Repeat the data verbatim.

### Items from a data source
▬▬▬

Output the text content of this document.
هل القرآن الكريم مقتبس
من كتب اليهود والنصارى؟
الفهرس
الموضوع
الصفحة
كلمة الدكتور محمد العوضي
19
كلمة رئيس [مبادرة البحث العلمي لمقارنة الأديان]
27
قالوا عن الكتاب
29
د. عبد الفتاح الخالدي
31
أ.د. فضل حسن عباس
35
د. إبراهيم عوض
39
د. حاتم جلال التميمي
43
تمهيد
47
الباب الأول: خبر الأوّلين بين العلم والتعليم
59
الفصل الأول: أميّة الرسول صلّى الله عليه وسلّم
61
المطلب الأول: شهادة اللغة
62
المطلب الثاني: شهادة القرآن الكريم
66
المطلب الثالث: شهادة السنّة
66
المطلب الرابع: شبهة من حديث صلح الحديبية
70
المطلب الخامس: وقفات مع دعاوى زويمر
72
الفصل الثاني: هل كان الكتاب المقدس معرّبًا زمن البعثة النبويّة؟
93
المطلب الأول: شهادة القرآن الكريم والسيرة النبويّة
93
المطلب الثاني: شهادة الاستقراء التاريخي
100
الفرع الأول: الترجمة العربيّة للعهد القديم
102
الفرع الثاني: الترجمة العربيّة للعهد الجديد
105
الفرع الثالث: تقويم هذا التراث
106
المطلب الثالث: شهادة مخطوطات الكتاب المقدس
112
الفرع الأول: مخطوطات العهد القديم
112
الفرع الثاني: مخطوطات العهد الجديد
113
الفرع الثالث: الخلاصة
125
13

▬▬▬

### Answer for this exercise
Output the text content of this document.
هل القرآن الكريم مقتبس
من كتب اليهود والنصارى؟
الفهرس
الموضوع
الصفحة
كلمة الدكتور محمد العوضي
19
كلمة رئيس [مبادرة البحث العلمي لمقارنة الأديان]
27
قالوا عن الكتاب
29
د. عبد الفتاح الخالدي
31
أ.د. فضل حسن عباس
35
د. إبراهيم عوض
39
د. حاتم جلال التميمي
43
تمهيد
47
الباب الأول: خبر الأوّلين بين العلم والتعليم
59
الفصل الأول: أميّة الرسول صلّى الله عليه وسلّم
61
المطلب الأول: شهادة اللغة
62
المطلب الثاني: شهادة القرآن الكريم
66
المطلب الثالث: شهادة السنّة
66
المطلب الرابع: شبهة من حديث صلح الحديبية
70
المطلب الخامس: وقفات مع دعاوى زويمر
72
الفصل الثاني: هل كان الكتاب المقدس معرّبًا زمن البعثة النبويّة؟
93
المطلب الأول: شهادة القرآن الكريم والسيرة النبويّة
93
المطلب الثاني: شهادة الاستقراء التاريخي
100
الفرع الأول: الترجمة العربيّة للعهد القديم
102
الفرع الثاني: الترجمة العربيّة للعهد الجديد
105
الفرع الثالث: تقويم هذا التراث
106
المطلب الثالث: شهادة مخطوطات الكتاب المقدس
112
الفرع الأول: مخطوطات العهد القديم
112
الفرع الثاني: مخطوطات العهد الجديد
113
الفرع الثالث: الخلاصة
125
13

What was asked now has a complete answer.